# WHAT YOU ARE ASKED TO DO:
For the material that follows, list every line containing the word "TradingView".
-------- EXERCISE DATA --------
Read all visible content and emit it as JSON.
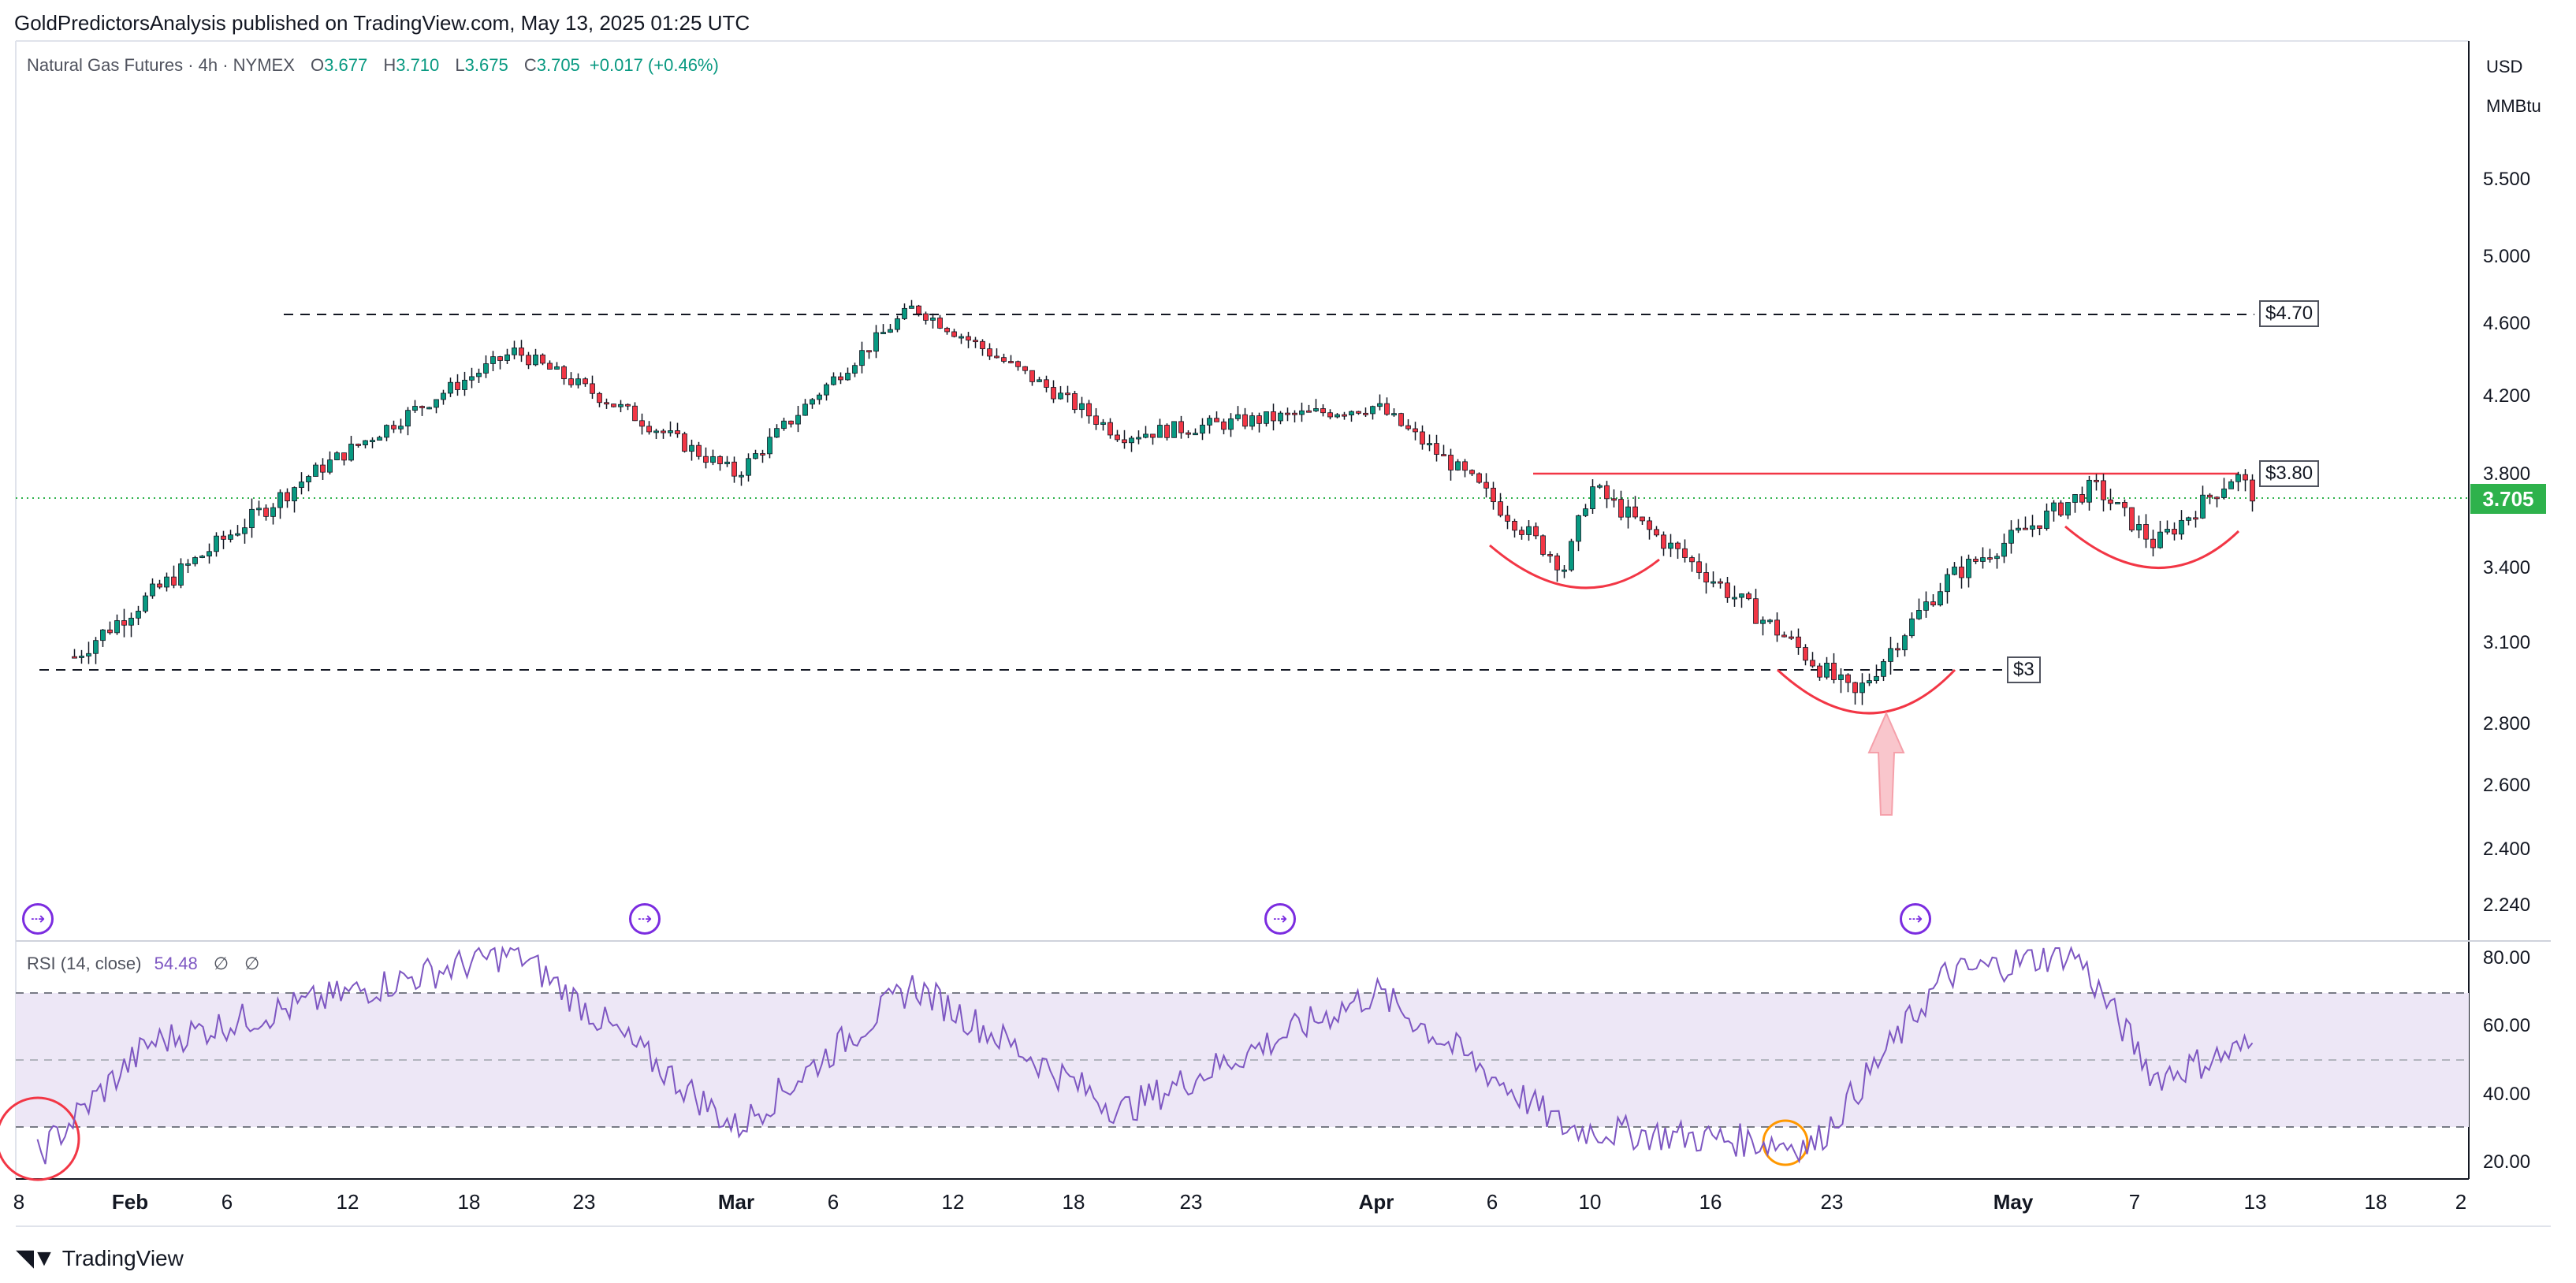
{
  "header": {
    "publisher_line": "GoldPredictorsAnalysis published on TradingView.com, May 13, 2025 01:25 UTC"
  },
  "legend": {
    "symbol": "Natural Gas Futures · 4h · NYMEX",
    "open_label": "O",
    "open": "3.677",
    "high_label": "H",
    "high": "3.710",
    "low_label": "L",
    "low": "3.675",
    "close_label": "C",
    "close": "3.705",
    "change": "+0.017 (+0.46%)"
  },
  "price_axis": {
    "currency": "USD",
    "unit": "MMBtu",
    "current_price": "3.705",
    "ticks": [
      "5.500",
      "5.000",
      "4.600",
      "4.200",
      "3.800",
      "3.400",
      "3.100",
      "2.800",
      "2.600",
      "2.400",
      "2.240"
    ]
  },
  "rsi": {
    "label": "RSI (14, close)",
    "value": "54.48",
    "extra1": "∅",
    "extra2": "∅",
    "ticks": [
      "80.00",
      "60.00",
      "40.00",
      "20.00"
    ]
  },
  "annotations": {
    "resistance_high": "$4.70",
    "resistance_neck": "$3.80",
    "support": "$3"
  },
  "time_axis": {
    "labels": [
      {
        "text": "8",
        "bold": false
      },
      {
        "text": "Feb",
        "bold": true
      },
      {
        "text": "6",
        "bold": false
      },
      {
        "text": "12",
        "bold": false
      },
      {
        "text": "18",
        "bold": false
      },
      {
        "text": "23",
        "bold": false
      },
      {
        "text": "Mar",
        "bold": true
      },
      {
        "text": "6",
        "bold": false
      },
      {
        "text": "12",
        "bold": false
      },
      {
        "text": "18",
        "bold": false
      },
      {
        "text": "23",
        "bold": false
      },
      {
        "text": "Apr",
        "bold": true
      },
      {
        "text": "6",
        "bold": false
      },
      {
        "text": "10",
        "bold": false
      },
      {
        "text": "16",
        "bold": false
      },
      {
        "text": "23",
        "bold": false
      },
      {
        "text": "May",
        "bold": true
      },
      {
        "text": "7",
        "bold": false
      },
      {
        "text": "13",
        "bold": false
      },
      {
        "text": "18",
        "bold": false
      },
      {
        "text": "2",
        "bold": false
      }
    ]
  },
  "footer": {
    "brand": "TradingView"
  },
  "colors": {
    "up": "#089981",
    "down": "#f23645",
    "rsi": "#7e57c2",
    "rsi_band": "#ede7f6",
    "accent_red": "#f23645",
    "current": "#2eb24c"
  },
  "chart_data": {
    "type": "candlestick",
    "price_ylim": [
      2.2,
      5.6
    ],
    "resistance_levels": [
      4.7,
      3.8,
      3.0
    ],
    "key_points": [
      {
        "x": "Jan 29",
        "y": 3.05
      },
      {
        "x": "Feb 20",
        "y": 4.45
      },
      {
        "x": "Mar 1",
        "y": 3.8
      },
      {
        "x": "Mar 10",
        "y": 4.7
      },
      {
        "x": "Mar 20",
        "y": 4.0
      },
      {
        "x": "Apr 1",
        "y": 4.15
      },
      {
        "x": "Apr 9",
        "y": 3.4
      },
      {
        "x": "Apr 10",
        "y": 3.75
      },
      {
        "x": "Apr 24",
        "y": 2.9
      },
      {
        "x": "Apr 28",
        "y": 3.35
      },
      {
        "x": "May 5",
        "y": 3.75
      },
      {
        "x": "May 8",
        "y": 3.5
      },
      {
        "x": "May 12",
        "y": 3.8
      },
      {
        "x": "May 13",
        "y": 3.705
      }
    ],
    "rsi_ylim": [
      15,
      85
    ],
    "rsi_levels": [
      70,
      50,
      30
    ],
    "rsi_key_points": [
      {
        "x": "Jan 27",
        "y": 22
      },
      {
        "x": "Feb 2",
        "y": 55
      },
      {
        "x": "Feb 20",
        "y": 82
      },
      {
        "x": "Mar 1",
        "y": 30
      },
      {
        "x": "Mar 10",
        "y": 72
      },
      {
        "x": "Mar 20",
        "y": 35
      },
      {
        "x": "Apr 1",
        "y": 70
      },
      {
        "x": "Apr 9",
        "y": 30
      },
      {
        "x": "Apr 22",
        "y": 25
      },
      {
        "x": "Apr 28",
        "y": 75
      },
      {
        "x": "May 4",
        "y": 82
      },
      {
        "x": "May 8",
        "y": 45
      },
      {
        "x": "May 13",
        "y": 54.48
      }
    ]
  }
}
--------
# COMPLETED TASK:
    "publisher_line": "GoldPredictorsAnalysis published on TradingView.com, May 13, 2025 01:25 UTC"
    "brand": "TradingView"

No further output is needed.